> _WHAT YOU SHOULD DO_
Check every line below for the word "true" and give only the number of lines where it appears.

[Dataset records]
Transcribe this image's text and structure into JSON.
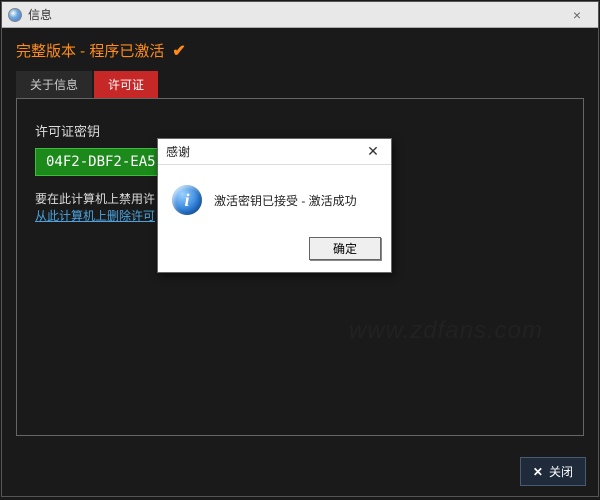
{
  "window": {
    "title": "信息",
    "close_glyph": "×"
  },
  "header": {
    "text": "完整版本 - 程序已激活",
    "check_glyph": "✔"
  },
  "tabs": {
    "about": "关于信息",
    "license": "许可证"
  },
  "license": {
    "key_label": "许可证密钥",
    "key_value": "04F2-DBF2-EA5",
    "disable_prefix": "要在此计算机上禁用许",
    "disable_link": "从此计算机上删除许可"
  },
  "footer": {
    "close_x": "✕",
    "close_label": "关闭"
  },
  "dialog": {
    "title": "感谢",
    "close_glyph": "✕",
    "info_glyph": "i",
    "message": "激活密钥已接受 - 激活成功",
    "ok": "确定"
  },
  "watermark": "www.zdfans.com"
}
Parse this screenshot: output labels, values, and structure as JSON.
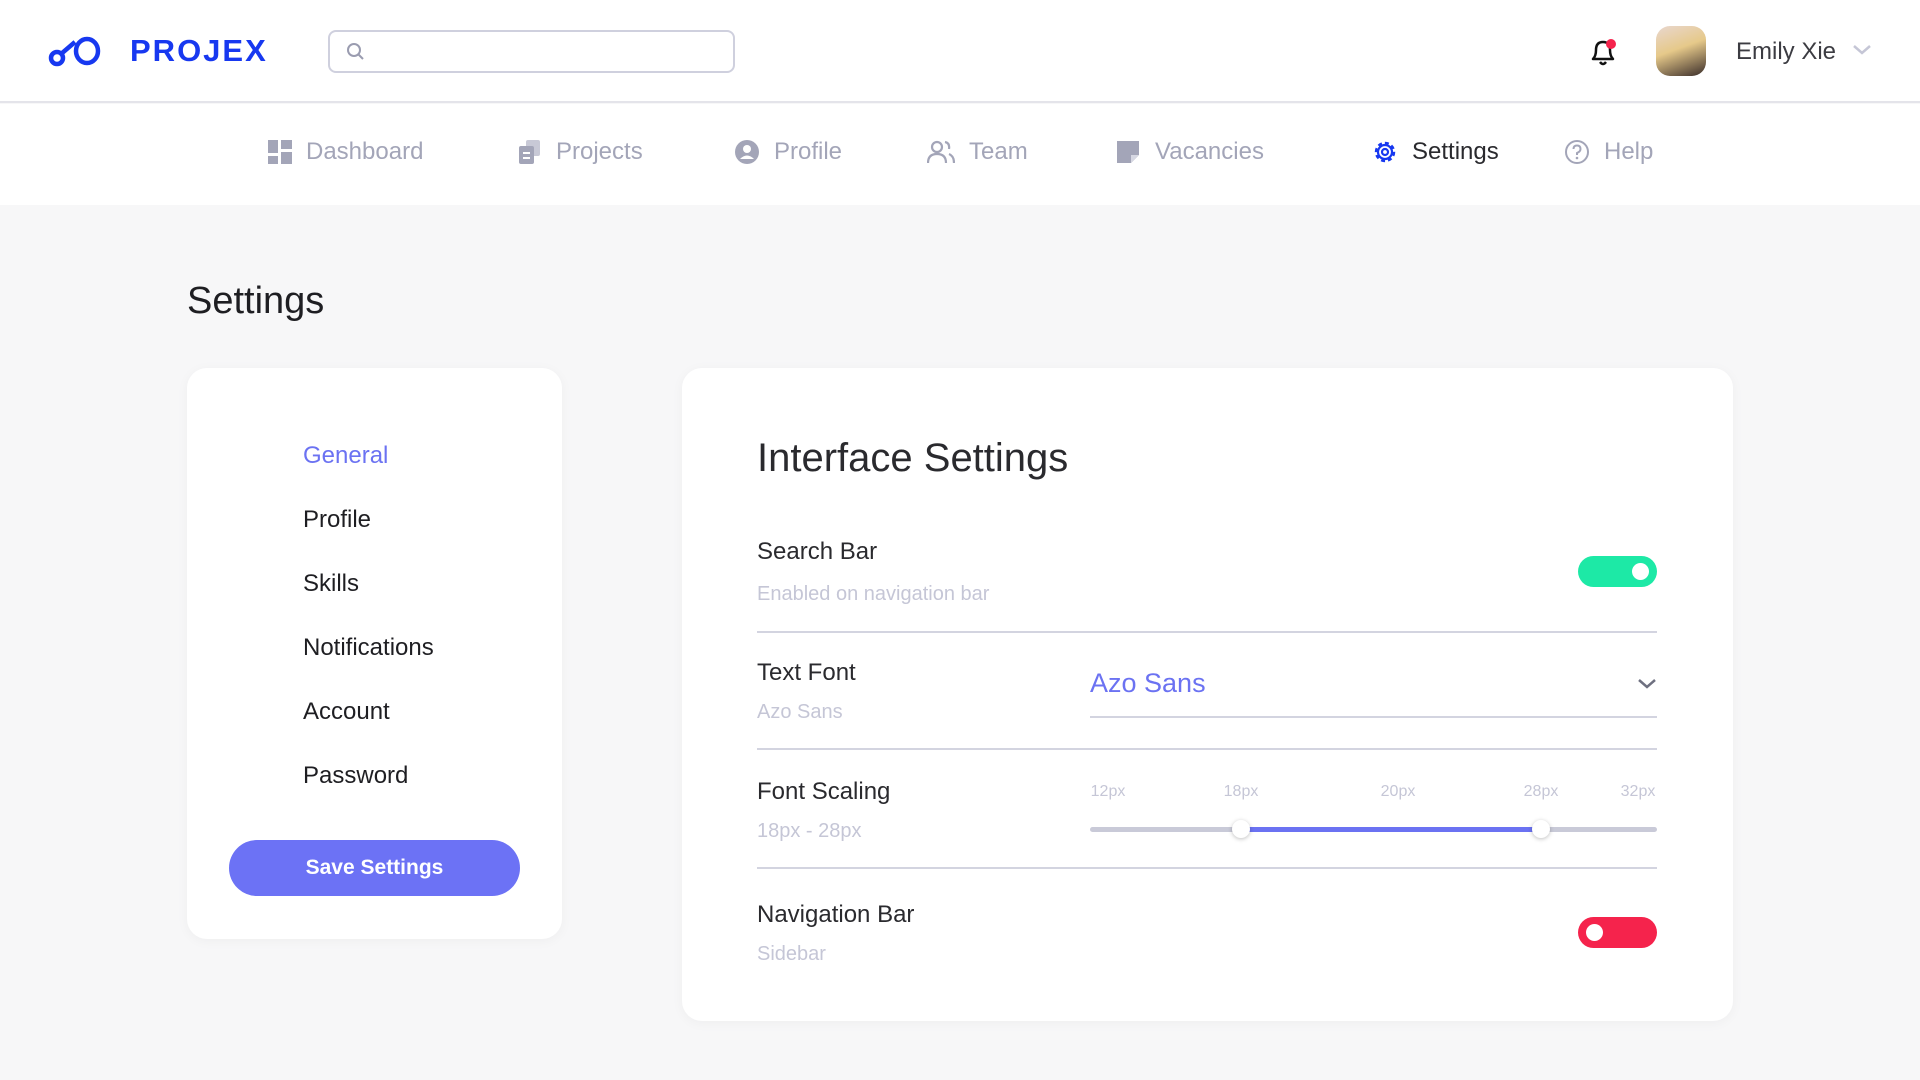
{
  "header": {
    "brand": "PROJEX",
    "search": {
      "placeholder": "",
      "value": ""
    },
    "user_name": "Emily Xie",
    "notification_dot": true
  },
  "nav": {
    "items": [
      {
        "label": "Dashboard",
        "icon": "dashboard-icon"
      },
      {
        "label": "Projects",
        "icon": "projects-icon"
      },
      {
        "label": "Profile",
        "icon": "profile-icon"
      },
      {
        "label": "Team",
        "icon": "team-icon"
      },
      {
        "label": "Vacancies",
        "icon": "vacancies-icon"
      },
      {
        "label": "Settings",
        "icon": "gear-icon",
        "active": true
      },
      {
        "label": "Help",
        "icon": "help-icon"
      }
    ]
  },
  "page_title": "Settings",
  "sidebar": {
    "items": [
      {
        "label": "General",
        "active": true
      },
      {
        "label": "Profile"
      },
      {
        "label": "Skills"
      },
      {
        "label": "Notifications"
      },
      {
        "label": "Account"
      },
      {
        "label": "Password"
      }
    ],
    "save_label": "Save Settings"
  },
  "interface": {
    "title": "Interface Settings",
    "search_bar": {
      "label": "Search Bar",
      "sub": "Enabled on navigation bar",
      "on": true
    },
    "text_font": {
      "label": "Text Font",
      "sub": "Azo Sans",
      "value": "Azo Sans"
    },
    "font_scaling": {
      "label": "Font Scaling",
      "sub": "18px - 28px",
      "ticks": [
        "12px",
        "18px",
        "20px",
        "28px",
        "32px"
      ],
      "range": [
        "18px",
        "28px"
      ]
    },
    "navigation_bar": {
      "label": "Navigation Bar",
      "sub": "Sidebar",
      "on": false
    }
  },
  "colors": {
    "brand": "#1738f0",
    "accent": "#6b72f2",
    "toggle_on": "#1de9a6",
    "toggle_off": "#f5234c"
  }
}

> _REPLY TO THE TASK_
4